Directions for this task: Locate all lines with the word "title". Copy them.

Input records:
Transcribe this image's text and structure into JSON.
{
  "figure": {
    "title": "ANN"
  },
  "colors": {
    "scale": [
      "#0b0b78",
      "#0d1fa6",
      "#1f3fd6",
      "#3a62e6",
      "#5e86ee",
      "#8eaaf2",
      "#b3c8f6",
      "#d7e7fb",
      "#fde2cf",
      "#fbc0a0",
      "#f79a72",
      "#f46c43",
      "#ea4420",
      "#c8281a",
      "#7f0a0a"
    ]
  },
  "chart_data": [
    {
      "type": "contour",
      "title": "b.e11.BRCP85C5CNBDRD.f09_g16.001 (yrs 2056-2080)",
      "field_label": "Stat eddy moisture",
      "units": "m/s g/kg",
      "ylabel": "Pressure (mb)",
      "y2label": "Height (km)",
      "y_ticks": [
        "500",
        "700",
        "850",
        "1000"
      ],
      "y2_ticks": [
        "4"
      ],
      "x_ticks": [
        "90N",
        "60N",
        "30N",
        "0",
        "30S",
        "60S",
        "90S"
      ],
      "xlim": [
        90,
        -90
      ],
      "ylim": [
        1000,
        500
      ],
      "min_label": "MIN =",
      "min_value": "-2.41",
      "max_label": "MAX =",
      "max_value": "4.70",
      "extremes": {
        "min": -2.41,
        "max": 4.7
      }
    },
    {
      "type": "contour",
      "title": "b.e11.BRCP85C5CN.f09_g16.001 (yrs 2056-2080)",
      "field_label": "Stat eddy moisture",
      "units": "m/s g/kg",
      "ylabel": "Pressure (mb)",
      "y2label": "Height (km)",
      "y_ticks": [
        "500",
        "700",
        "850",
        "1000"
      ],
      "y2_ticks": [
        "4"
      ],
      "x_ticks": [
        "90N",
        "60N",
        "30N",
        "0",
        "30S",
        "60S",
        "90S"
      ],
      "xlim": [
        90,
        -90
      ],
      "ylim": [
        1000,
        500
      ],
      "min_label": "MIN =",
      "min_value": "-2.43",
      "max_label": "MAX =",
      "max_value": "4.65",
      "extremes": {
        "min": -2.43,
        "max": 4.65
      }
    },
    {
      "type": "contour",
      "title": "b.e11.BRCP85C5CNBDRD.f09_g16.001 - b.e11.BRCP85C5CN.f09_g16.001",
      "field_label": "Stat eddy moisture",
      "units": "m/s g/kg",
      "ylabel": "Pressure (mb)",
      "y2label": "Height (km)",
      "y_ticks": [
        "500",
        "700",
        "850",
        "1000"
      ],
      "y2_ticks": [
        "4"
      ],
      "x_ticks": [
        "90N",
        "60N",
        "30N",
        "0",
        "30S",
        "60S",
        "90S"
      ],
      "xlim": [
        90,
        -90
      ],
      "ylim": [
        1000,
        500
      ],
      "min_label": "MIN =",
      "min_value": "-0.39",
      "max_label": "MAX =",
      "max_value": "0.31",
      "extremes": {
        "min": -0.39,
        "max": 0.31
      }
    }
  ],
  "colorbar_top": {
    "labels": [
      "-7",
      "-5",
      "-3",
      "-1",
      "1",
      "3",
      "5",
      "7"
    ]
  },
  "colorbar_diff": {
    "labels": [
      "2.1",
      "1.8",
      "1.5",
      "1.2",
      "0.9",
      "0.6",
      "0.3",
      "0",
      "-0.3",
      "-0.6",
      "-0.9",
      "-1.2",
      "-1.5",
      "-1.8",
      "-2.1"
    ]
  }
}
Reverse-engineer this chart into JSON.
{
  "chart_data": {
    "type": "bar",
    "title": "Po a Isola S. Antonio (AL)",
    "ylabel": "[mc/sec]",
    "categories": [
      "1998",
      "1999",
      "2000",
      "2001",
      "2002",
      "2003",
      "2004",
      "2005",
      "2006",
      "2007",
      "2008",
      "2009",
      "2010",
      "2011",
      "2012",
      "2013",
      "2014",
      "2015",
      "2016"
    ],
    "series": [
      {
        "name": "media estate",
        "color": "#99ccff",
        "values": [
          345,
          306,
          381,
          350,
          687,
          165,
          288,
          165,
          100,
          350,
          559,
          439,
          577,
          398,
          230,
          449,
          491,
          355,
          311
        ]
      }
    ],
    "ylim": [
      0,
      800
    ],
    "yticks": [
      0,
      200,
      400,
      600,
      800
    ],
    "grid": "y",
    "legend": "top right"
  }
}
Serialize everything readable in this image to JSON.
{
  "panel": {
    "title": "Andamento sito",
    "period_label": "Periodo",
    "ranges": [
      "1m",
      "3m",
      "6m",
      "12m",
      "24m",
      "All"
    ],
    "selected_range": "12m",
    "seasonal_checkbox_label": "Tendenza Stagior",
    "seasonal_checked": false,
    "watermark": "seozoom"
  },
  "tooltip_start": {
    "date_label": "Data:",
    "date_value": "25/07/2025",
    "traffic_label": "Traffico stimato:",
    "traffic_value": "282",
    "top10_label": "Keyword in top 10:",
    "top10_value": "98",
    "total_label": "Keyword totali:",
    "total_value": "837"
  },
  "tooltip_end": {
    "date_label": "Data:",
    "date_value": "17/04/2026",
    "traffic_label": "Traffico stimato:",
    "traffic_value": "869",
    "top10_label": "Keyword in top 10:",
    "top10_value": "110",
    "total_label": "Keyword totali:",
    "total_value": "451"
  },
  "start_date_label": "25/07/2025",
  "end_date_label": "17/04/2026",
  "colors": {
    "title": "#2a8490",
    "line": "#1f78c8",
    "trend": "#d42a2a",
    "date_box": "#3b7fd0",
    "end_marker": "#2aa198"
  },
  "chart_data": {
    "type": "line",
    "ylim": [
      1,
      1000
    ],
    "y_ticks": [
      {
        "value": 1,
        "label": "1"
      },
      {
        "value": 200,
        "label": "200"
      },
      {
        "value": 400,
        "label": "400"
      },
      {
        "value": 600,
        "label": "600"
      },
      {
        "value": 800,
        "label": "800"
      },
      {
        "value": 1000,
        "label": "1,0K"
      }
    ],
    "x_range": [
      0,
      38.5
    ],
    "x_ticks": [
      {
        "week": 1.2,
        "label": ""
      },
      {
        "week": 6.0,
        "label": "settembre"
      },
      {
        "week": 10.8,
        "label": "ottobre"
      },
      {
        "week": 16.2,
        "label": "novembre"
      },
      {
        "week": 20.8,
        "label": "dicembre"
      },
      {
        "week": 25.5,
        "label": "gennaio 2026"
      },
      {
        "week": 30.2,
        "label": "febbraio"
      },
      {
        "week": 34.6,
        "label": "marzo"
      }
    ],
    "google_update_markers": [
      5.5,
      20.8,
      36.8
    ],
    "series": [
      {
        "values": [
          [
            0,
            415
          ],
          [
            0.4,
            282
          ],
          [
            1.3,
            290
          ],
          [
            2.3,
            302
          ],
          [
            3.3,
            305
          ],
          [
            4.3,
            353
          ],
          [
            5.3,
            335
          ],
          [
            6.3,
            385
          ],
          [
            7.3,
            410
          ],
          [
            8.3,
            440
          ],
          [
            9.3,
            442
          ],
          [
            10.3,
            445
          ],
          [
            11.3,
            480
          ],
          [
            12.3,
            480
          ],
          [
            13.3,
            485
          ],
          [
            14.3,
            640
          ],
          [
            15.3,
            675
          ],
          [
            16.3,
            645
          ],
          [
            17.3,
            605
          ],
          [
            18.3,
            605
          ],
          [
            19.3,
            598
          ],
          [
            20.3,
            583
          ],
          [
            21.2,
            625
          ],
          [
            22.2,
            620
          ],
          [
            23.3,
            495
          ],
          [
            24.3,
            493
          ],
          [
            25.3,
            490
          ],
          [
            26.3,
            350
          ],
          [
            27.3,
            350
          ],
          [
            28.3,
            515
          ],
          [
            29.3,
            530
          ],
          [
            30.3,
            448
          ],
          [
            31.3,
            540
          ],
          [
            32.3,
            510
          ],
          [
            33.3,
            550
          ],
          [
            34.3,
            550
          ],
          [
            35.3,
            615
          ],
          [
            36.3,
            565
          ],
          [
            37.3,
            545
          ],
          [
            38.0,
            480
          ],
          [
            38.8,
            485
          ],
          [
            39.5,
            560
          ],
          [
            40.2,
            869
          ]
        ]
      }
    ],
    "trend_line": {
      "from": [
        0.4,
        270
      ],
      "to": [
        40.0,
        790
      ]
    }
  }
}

Written response:
    "title": "ANN"
      "title": "b.e11.BRCP85C5CNBDRD.f09_g16.001 (yrs 2056-2080)",
      "title": "b.e11.BRCP85C5CN.f09_g16.001 (yrs 2056-2080)",
      "title": "b.e11.BRCP85C5CNBDRD.f09_g16.001 - b.e11.BRCP85C5CN.f09_g16.001",
    "title": "Po a Isola S. Antonio (AL)",
    "title": "Andamento sito",
    "title": "#2a8490",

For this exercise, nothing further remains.